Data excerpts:
++++++++

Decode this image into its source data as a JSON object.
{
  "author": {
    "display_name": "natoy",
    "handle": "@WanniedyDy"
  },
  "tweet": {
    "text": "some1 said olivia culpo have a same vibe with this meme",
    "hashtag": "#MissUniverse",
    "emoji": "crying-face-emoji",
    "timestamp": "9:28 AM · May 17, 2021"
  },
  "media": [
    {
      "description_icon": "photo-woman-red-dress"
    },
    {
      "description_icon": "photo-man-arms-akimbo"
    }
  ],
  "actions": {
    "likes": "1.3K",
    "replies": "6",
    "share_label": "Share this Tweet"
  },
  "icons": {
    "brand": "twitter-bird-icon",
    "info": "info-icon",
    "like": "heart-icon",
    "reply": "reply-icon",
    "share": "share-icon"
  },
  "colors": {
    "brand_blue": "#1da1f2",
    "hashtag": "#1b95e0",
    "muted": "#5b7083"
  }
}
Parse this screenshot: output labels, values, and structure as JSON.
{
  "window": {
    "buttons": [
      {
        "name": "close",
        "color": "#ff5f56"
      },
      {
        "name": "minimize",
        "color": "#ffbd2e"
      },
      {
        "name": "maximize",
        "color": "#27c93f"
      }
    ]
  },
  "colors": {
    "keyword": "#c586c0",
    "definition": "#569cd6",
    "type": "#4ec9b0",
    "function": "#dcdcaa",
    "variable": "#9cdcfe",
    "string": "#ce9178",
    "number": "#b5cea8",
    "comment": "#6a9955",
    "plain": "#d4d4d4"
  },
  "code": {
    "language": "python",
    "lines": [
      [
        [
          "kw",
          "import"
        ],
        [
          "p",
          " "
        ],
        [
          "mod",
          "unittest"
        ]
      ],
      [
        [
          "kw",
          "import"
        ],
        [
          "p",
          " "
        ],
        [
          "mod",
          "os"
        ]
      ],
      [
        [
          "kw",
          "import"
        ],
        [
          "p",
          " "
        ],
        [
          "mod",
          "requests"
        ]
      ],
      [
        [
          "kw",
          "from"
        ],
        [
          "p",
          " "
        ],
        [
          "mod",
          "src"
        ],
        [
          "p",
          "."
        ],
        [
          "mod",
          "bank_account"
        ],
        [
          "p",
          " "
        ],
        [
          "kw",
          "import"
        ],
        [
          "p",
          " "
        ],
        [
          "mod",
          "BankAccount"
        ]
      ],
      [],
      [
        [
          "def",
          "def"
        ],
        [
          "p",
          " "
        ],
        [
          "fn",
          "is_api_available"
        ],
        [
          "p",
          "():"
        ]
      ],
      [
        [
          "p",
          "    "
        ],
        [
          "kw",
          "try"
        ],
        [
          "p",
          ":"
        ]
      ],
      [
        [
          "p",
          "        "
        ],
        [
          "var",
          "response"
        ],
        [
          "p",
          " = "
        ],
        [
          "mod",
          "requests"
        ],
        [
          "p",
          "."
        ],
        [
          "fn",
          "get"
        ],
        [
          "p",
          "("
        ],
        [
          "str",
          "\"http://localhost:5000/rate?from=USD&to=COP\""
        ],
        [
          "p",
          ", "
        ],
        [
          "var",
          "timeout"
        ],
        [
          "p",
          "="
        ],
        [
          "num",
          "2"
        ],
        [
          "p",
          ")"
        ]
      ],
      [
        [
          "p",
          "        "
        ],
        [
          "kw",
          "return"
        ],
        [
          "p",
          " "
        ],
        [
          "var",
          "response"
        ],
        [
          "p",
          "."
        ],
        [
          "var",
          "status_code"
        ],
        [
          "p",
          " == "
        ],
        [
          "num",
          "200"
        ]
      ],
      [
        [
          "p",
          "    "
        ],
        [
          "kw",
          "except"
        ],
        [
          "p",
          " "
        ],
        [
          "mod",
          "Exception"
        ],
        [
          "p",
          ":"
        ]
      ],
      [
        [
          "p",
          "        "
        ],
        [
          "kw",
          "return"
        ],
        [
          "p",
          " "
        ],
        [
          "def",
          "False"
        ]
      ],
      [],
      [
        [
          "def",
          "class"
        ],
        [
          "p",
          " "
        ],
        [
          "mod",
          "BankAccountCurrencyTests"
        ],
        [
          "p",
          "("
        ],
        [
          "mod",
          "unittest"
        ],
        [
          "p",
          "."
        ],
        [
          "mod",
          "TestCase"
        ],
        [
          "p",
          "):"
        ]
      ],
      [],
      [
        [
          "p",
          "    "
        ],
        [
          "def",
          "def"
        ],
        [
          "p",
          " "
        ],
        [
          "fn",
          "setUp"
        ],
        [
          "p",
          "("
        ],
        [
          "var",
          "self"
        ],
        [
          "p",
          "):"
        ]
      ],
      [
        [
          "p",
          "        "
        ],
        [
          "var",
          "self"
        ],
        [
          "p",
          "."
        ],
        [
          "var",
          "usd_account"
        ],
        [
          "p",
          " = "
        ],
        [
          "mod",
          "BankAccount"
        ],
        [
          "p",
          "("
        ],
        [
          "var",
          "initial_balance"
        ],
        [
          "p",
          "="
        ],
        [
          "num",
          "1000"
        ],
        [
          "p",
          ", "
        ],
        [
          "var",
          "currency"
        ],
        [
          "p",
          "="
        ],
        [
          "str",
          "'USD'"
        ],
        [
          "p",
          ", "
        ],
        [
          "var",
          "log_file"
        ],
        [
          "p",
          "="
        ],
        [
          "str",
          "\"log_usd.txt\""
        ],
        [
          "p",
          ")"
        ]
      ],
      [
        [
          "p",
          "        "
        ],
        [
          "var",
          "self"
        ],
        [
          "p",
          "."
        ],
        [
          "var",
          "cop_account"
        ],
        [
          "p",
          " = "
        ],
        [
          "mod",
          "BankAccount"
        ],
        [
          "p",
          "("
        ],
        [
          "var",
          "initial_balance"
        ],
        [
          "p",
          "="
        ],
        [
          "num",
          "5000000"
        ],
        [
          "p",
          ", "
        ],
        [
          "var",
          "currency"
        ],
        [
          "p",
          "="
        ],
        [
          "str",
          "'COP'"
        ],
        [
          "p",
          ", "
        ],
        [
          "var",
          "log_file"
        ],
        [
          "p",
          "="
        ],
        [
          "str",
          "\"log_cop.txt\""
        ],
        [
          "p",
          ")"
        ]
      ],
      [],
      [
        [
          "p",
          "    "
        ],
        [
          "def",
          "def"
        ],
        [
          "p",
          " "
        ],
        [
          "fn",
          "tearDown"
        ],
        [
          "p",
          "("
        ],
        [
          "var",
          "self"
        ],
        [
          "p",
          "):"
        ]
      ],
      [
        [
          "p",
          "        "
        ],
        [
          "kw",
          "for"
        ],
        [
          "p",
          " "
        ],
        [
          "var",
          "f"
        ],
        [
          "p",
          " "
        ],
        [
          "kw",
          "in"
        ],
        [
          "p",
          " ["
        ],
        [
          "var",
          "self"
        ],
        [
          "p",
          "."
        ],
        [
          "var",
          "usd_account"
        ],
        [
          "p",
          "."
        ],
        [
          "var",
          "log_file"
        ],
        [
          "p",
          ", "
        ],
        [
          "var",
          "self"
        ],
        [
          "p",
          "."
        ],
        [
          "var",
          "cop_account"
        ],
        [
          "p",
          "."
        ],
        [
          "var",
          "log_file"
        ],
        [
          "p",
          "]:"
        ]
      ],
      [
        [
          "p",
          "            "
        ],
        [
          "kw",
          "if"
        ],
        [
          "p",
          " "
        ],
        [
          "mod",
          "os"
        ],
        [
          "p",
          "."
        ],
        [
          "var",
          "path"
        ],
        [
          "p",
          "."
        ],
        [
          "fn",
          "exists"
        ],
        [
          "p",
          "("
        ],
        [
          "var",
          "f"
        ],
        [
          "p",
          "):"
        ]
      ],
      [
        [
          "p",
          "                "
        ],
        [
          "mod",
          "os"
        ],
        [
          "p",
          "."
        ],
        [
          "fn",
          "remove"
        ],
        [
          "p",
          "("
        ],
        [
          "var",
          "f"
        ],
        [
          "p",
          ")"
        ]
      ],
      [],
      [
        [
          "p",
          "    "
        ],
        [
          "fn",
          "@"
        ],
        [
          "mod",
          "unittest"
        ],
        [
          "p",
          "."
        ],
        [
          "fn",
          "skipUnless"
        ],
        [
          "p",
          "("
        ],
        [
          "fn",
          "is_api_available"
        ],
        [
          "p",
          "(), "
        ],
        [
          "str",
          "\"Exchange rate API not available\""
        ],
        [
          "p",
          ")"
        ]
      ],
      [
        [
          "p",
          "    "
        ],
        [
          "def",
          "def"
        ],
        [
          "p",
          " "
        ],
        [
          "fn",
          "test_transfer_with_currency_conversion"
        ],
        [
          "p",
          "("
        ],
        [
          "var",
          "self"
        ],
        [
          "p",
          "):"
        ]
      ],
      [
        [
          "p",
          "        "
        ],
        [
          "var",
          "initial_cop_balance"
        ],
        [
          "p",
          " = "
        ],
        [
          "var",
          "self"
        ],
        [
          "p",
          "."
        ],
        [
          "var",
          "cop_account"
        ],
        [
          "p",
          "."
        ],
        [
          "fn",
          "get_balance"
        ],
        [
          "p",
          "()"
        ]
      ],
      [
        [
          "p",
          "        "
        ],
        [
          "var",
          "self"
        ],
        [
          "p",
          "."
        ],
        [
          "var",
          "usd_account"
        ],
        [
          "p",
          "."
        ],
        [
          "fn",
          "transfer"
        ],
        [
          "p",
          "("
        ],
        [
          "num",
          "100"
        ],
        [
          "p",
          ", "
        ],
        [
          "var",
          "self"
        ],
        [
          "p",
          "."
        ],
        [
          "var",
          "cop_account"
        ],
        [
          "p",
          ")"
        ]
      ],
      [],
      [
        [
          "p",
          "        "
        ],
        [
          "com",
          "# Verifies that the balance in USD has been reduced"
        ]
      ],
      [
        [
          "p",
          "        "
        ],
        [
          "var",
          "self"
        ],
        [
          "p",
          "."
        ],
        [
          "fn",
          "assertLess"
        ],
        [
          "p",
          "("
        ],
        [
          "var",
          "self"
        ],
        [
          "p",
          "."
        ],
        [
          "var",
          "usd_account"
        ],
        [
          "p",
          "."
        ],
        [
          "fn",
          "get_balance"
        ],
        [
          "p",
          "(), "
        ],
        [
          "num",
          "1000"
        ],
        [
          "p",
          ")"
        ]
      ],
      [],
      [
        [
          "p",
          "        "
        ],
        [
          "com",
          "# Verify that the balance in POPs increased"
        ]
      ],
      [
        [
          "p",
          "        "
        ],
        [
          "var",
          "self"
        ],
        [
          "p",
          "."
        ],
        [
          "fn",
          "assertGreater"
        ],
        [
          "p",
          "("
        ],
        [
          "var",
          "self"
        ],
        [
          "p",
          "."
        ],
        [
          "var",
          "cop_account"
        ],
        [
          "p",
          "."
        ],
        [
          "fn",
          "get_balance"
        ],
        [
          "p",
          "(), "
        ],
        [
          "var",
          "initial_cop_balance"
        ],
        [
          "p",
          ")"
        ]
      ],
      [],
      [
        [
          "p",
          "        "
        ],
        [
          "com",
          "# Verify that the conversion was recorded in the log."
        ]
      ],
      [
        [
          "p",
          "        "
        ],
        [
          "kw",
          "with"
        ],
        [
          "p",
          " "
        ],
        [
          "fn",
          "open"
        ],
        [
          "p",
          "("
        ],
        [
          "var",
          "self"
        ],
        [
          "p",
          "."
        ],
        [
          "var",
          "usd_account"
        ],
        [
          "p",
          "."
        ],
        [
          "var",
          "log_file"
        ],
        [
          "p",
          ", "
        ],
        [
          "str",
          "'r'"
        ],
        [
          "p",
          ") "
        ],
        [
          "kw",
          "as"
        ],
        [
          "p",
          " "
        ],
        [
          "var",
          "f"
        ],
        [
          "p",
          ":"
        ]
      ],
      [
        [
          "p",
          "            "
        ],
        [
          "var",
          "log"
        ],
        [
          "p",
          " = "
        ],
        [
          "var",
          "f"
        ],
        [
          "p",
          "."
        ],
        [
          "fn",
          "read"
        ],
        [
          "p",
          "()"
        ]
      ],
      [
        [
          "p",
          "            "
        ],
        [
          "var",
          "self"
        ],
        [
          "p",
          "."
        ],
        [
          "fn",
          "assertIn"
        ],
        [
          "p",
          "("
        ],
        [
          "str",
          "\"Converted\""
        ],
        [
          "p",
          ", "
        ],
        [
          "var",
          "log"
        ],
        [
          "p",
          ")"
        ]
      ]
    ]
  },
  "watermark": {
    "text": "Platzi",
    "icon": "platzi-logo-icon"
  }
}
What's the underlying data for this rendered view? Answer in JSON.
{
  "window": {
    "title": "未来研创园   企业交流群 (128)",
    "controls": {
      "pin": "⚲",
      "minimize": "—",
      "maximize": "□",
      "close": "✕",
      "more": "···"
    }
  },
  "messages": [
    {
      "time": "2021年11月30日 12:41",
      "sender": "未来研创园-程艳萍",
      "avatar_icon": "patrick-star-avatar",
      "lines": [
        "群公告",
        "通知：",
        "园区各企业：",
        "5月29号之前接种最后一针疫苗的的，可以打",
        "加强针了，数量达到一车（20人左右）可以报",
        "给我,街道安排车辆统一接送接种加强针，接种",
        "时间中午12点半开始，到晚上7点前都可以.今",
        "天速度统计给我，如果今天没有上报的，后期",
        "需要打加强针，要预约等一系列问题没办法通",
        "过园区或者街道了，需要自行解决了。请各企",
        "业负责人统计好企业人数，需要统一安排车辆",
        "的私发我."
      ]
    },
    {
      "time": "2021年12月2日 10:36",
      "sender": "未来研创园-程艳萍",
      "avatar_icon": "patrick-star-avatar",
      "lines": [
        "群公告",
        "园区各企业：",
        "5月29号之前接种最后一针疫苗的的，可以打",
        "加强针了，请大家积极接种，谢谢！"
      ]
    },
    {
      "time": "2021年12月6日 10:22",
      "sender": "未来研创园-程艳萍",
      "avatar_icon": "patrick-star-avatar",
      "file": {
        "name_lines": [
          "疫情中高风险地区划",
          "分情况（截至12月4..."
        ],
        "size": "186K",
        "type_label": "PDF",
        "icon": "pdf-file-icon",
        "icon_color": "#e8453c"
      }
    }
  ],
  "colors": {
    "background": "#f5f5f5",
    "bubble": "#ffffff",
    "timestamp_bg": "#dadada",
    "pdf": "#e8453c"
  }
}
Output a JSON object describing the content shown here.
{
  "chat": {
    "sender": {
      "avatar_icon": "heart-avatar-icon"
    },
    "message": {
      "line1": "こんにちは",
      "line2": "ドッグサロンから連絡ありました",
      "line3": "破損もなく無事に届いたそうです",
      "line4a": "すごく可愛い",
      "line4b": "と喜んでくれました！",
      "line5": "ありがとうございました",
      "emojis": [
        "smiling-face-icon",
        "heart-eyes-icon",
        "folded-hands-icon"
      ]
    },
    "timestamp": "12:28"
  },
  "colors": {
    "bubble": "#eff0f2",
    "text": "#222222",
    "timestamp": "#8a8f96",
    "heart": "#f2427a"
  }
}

++++++++

• OBJECTIVE
Whichever lines contain the string "from", select and copy them.

• SOLUTION FOR THIS EXERCISE
          "from"
          "\"http://localhost:5000/rate?from=USD&to=COP\""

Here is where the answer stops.